The records below must be transcribed exactly. Do not include the pictures.
_ _ _
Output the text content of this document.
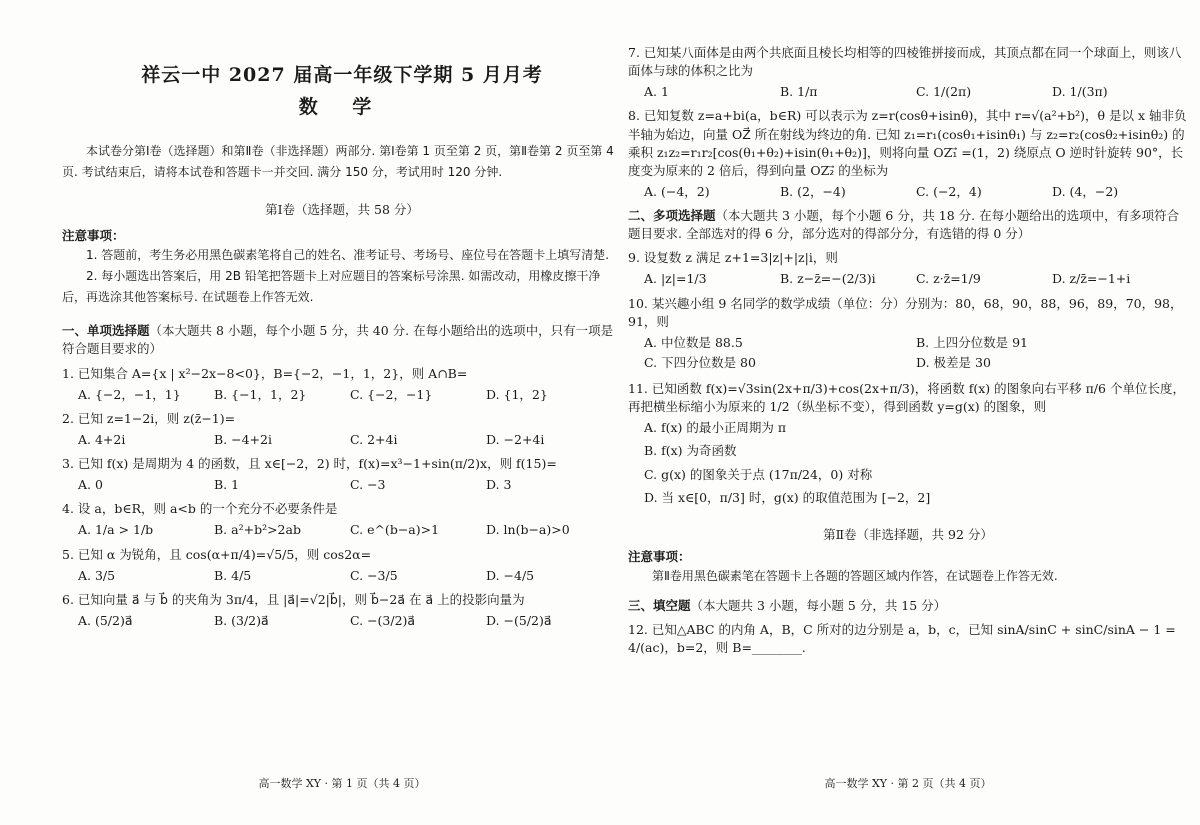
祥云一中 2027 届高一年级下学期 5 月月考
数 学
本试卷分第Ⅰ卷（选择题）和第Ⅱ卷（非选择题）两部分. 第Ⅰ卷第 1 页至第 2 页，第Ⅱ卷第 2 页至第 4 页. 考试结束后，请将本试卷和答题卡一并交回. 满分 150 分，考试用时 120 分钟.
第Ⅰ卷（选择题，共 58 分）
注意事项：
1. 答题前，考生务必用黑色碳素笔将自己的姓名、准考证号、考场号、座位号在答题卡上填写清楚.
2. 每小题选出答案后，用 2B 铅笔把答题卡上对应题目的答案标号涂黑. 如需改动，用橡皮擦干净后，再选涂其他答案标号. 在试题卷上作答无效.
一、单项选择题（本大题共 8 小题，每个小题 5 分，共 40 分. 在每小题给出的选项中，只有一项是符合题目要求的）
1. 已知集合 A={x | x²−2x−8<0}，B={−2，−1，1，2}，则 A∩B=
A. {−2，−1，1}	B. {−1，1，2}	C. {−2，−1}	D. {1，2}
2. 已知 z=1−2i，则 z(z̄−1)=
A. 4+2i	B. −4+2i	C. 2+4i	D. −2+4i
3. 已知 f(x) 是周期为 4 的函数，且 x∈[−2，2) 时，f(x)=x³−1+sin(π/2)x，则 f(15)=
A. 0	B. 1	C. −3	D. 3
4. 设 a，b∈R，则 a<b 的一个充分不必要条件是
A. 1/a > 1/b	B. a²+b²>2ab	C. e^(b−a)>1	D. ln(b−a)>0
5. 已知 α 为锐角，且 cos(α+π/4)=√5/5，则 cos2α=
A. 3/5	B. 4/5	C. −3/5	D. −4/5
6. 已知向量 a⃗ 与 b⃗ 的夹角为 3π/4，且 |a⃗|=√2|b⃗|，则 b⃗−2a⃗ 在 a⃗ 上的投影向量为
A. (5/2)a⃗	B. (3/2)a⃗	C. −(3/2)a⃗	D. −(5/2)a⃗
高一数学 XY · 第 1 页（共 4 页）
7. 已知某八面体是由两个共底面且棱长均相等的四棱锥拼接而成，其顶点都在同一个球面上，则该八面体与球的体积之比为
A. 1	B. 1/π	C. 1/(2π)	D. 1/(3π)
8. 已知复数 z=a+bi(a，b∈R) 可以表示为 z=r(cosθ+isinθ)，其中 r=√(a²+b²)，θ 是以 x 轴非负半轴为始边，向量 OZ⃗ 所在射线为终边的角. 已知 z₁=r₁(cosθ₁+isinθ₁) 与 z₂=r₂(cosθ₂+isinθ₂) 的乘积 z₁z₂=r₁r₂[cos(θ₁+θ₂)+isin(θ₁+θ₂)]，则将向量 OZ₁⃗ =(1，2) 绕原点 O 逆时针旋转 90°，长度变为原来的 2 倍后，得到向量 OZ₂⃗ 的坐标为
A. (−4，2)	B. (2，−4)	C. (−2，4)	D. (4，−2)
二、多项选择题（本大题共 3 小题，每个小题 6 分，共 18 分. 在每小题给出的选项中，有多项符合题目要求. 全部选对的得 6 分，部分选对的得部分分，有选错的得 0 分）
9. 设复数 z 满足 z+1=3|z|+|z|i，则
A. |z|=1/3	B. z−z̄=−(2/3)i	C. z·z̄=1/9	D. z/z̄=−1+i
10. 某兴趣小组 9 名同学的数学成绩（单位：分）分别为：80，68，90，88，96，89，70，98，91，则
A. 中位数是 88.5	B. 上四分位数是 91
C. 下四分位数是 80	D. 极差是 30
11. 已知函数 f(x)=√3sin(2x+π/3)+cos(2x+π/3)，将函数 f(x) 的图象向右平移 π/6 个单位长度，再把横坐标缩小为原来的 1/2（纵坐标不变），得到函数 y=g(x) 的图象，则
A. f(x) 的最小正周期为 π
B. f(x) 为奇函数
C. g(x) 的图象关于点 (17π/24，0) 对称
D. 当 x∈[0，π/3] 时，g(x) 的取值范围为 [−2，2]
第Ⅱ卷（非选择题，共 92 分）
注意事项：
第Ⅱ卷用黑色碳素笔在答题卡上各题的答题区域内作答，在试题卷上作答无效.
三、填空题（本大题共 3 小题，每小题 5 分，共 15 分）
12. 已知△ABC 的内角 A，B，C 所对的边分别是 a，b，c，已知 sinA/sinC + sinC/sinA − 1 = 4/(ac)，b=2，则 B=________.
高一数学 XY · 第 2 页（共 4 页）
_ _ _
* Correct result:
Output the text content of this document.
祥云一中 2027 届高一年级下学期 5 月月考
数 学
本试卷分第Ⅰ卷（选择题）和第Ⅱ卷（非选择题）两部分. 第Ⅰ卷第 1 页至第 2 页，第Ⅱ卷第 2 页至第 4 页. 考试结束后，请将本试卷和答题卡一并交回. 满分 150 分，考试用时 120 分钟.
第Ⅰ卷（选择题，共 58 分）
注意事项：
1. 答题前，考生务必用黑色碳素笔将自己的姓名、准考证号、考场号、座位号在答题卡上填写清楚.
2. 每小题选出答案后，用 2B 铅笔把答题卡上对应题目的答案标号涂黑. 如需改动，用橡皮擦干净后，再选涂其他答案标号. 在试题卷上作答无效.
一、单项选择题（本大题共 8 小题，每个小题 5 分，共 40 分. 在每小题给出的选项中，只有一项是符合题目要求的）
1. 已知集合 A={x | x²−2x−8<0}，B={−2，−1，1，2}，则 A∩B=
A. {−2，−1，1}	B. {−1，1，2}	C. {−2，−1}	D. {1，2}
2. 已知 z=1−2i，则 z(z̄−1)=
A. 4+2i	B. −4+2i	C. 2+4i	D. −2+4i
3. 已知 f(x) 是周期为 4 的函数，且 x∈[−2，2) 时，f(x)=x³−1+sin(π/2)x，则 f(15)=
A. 0	B. 1	C. −3	D. 3
4. 设 a，b∈R，则 a<b 的一个充分不必要条件是
A. 1/a > 1/b	B. a²+b²>2ab	C. e^(b−a)>1	D. ln(b−a)>0
5. 已知 α 为锐角，且 cos(α+π/4)=√5/5，则 cos2α=
A. 3/5	B. 4/5	C. −3/5	D. −4/5
6. 已知向量 a⃗ 与 b⃗ 的夹角为 3π/4，且 |a⃗|=√2|b⃗|，则 b⃗−2a⃗ 在 a⃗ 上的投影向量为
A. (5/2)a⃗	B. (3/2)a⃗	C. −(3/2)a⃗	D. −(5/2)a⃗
高一数学 XY · 第 1 页（共 4 页）
7. 已知某八面体是由两个共底面且棱长均相等的四棱锥拼接而成，其顶点都在同一个球面上，则该八面体与球的体积之比为
A. 1	B. 1/π	C. 1/(2π)	D. 1/(3π)
8. 已知复数 z=a+bi(a，b∈R) 可以表示为 z=r(cosθ+isinθ)，其中 r=√(a²+b²)，θ 是以 x 轴非负半轴为始边，向量 OZ⃗ 所在射线为终边的角. 已知 z₁=r₁(cosθ₁+isinθ₁) 与 z₂=r₂(cosθ₂+isinθ₂) 的乘积 z₁z₂=r₁r₂[cos(θ₁+θ₂)+isin(θ₁+θ₂)]，则将向量 OZ₁⃗ =(1，2) 绕原点 O 逆时针旋转 90°，长度变为原来的 2 倍后，得到向量 OZ₂⃗ 的坐标为
A. (−4，2)	B. (2，−4)	C. (−2，4)	D. (4，−2)
二、多项选择题（本大题共 3 小题，每个小题 6 分，共 18 分. 在每小题给出的选项中，有多项符合题目要求. 全部选对的得 6 分，部分选对的得部分分，有选错的得 0 分）
9. 设复数 z 满足 z+1=3|z|+|z|i，则
A. |z|=1/3	B. z−z̄=−(2/3)i	C. z·z̄=1/9	D. z/z̄=−1+i
10. 某兴趣小组 9 名同学的数学成绩（单位：分）分别为：80，68，90，88，96，89，70，98，91，则
A. 中位数是 88.5	B. 上四分位数是 91
C. 下四分位数是 80	D. 极差是 30
11. 已知函数 f(x)=√3sin(2x+π/3)+cos(2x+π/3)，将函数 f(x) 的图象向右平移 π/6 个单位长度，再把横坐标缩小为原来的 1/2（纵坐标不变），得到函数 y=g(x) 的图象，则
A. f(x) 的最小正周期为 π
B. f(x) 为奇函数
C. g(x) 的图象关于点 (17π/24，0) 对称
D. 当 x∈[0，π/3] 时，g(x) 的取值范围为 [−2，2]
第Ⅱ卷（非选择题，共 92 分）
注意事项：
第Ⅱ卷用黑色碳素笔在答题卡上各题的答题区域内作答，在试题卷上作答无效.
三、填空题（本大题共 3 小题，每小题 5 分，共 15 分）
12. 已知△ABC 的内角 A，B，C 所对的边分别是 a，b，c，已知 sinA/sinC + sinC/sinA − 1 = 4/(ac)，b=2，则 B=________.
高一数学 XY · 第 2 页（共 4 页）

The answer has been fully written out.